* START RECORDS SUPPLIED *

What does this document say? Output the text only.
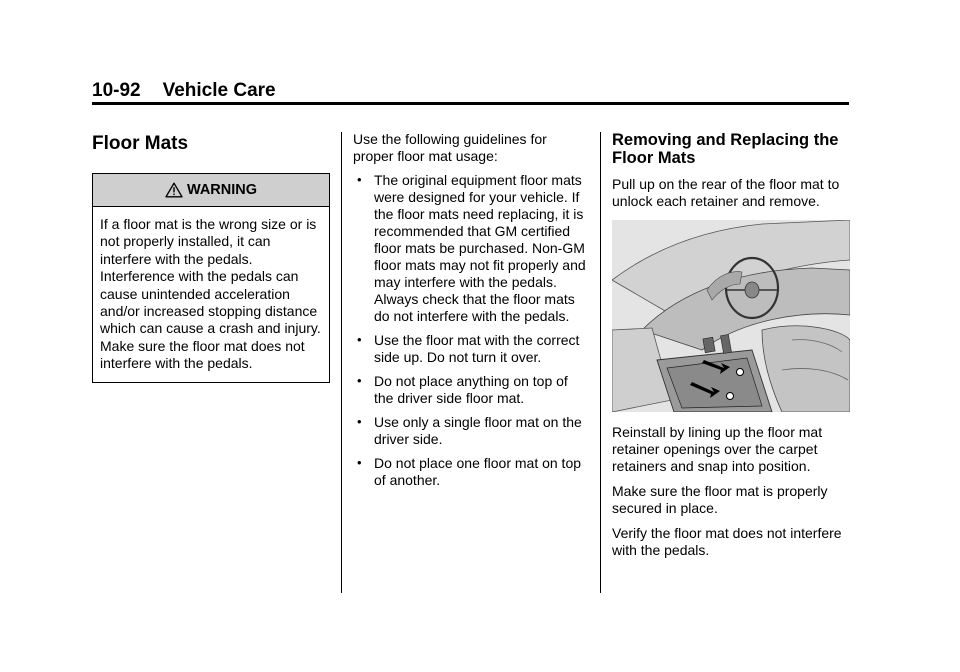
10-92 Vehicle Care
Floor Mats
WARNING
If a floor mat is the wrong size or is not properly installed, it can interfere with the pedals. Interference with the pedals can cause unintended acceleration and/or increased stopping distance which can cause a crash and injury. Make sure the floor mat does not interfere with the pedals.

Use the following guidelines for proper floor mat usage:

• The original equipment floor mats were designed for your vehicle. If the floor mats need replacing, it is recommended that GM certified floor mats be purchased. Non-GM floor mats may not fit properly and may interfere with the pedals. Always check that the floor mats do not interfere with the pedals.
• Use the floor mat with the correct side up. Do not turn it over.
• Do not place anything on top of the driver side floor mat.
• Use only a single floor mat on the driver side.
• Do not place one floor mat on top of another.
Removing and Replacing the Floor Mats

Pull up on the rear of the floor mat to unlock each retainer and remove.

Reinstall by lining up the floor mat retainer openings over the carpet retainers and snap into position.

Make sure the floor mat is properly secured in place.

Verify the floor mat does not interfere with the pedals.
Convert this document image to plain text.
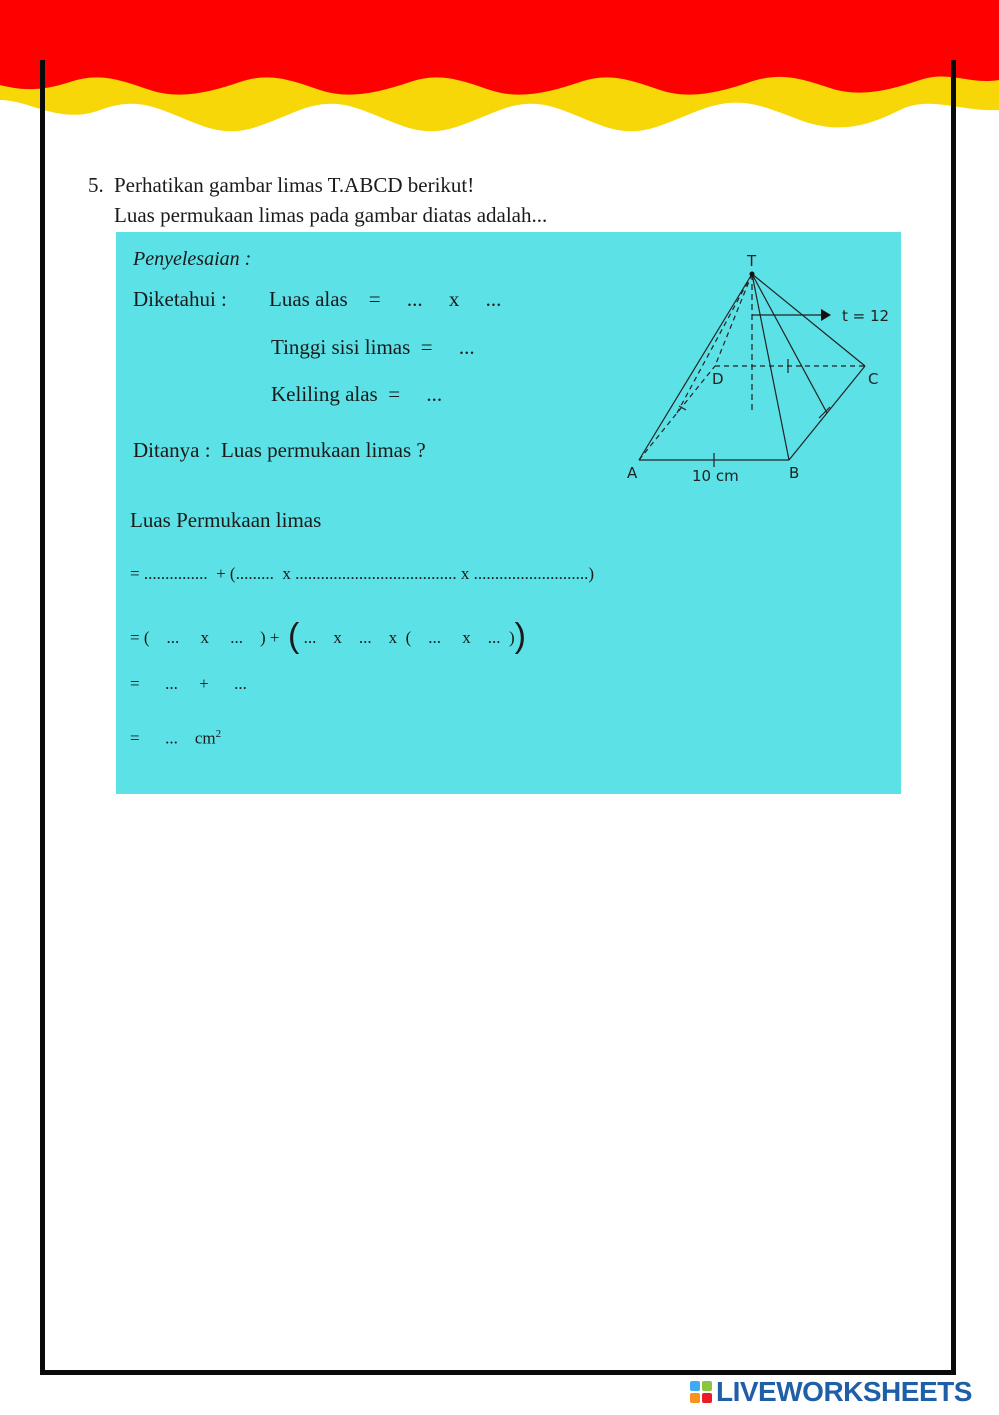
5. Perhatikan gambar limas T.ABCD berikut!
Luas permukaan limas pada gambar diatas adalah...
Penyelesaian :
Diketahui : Luas alas    =     ...     x     ...
Tinggi sisi limas  =     ...
Keliling alas  =     ...
Ditanya :  Luas permukaan limas ?
Luas Permukaan limas
= ...............  + (.........  x ...................................... x ...........................)
= (    ...     x     ...    ) + ( ...    x    ...    x  (    ...     x    ...  ))
=      ...     +      ...
=      ...    $cm^2$
T
t = 12
A	B
C
D
10 cm
LIVEWORKSHEETS
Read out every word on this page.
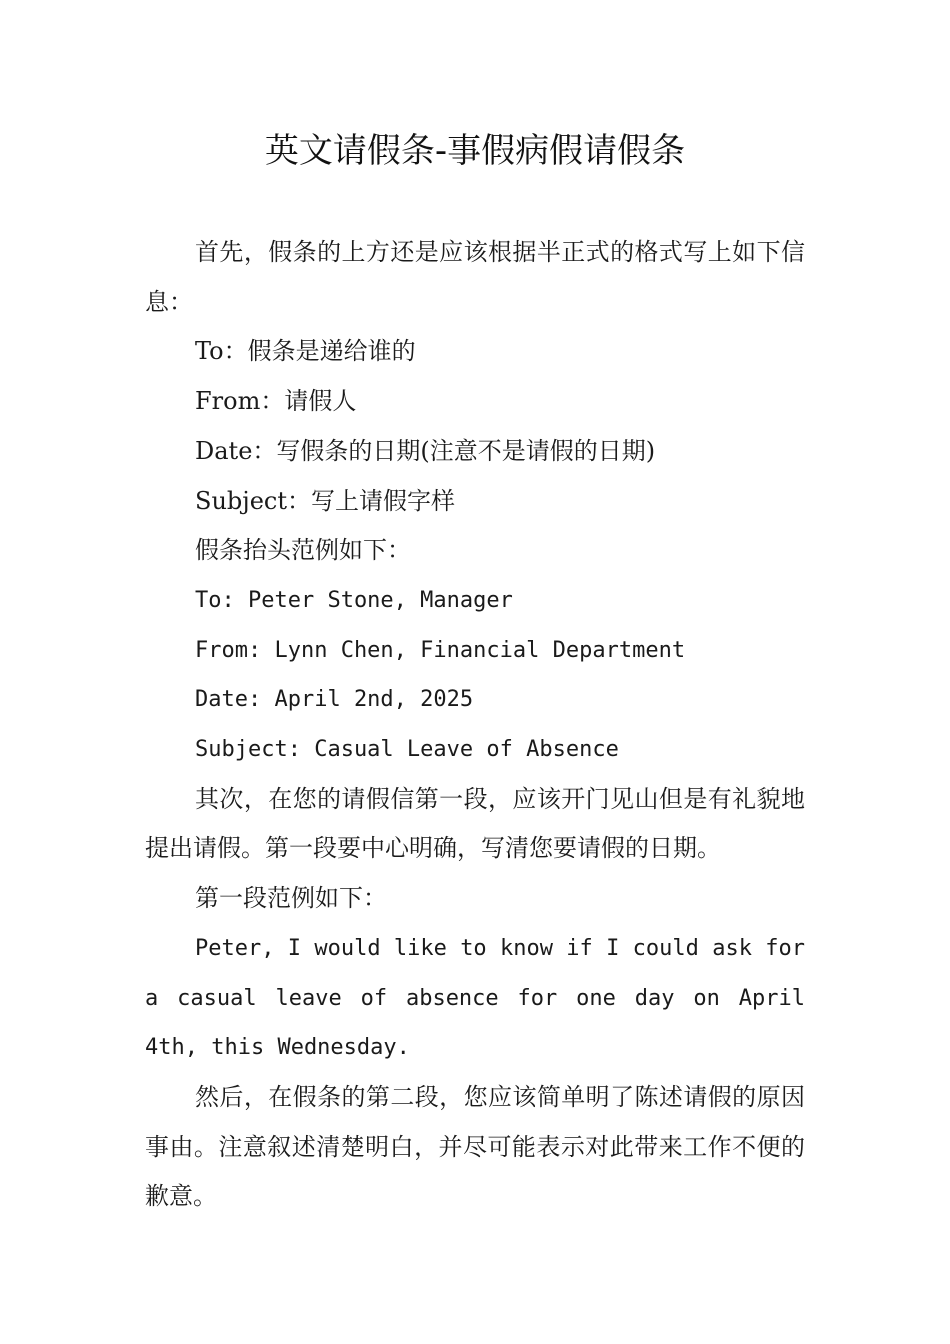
英文请假条-事假病假请假条

首先，假条的上方还是应该根据半正式的格式写上如下信息：

To：假条是递给谁的

From：请假人

Date：写假条的日期(注意不是请假的日期)

Subject：写上请假字样

假条抬头范例如下：

To: Peter Stone, Manager

From: Lynn Chen, Financial Department

Date: April 2nd, 2025

Subject: Casual Leave of Absence

其次，在您的请假信第一段，应该开门见山但是有礼貌地提出请假。第一段要中心明确，写清您要请假的日期。

第一段范例如下：

Peter, I would like to know if I could ask for a casual leave of absence for one day on April 4th, this Wednesday.

然后，在假条的第二段，您应该简单明了陈述请假的原因事由。注意叙述清楚明白，并尽可能表示对此带来工作不便的歉意。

* END RECORDS SUPPLIED *

## TASK TO CARRY OUT
Your task is to give again, unchanged, the lines from the line that contains "Convert this document image to plain text." to the end of the records. Include both end lines but no pictures.

## COMPLETE ANSWER
Convert this document image to plain text.
5. Perhatikan gambar limas T.ABCD berikut!
Luas permukaan limas pada gambar diatas adalah...
Penyelesaian :
Diketahui : Luas alas    =     ...     x     ...
Tinggi sisi limas  =     ...
Keliling alas  =     ...
Ditanya :  Luas permukaan limas ?
Luas Permukaan limas
= ...............  + (.........  x ...................................... x ...........................)
= (    ...     x     ...    ) + ( ...    x    ...    x  (    ...     x    ...  ))
=      ...     +      ...
=      ...    $cm^2$
T
t = 12
A	B
C
D
10 cm
LIVEWORKSHEETS
Read out every word on this page.
英文请假条-事假病假请假条

首先，假条的上方还是应该根据半正式的格式写上如下信息：

To：假条是递给谁的

From：请假人

Date：写假条的日期(注意不是请假的日期)

Subject：写上请假字样

假条抬头范例如下：

To: Peter Stone, Manager

From: Lynn Chen, Financial Department

Date: April 2nd, 2025

Subject: Casual Leave of Absence

其次，在您的请假信第一段，应该开门见山但是有礼貌地提出请假。第一段要中心明确，写清您要请假的日期。

第一段范例如下：

Peter, I would like to know if I could ask for a casual leave of absence for one day on April 4th, this Wednesday.

然后，在假条的第二段，您应该简单明了陈述请假的原因事由。注意叙述清楚明白，并尽可能表示对此带来工作不便的歉意。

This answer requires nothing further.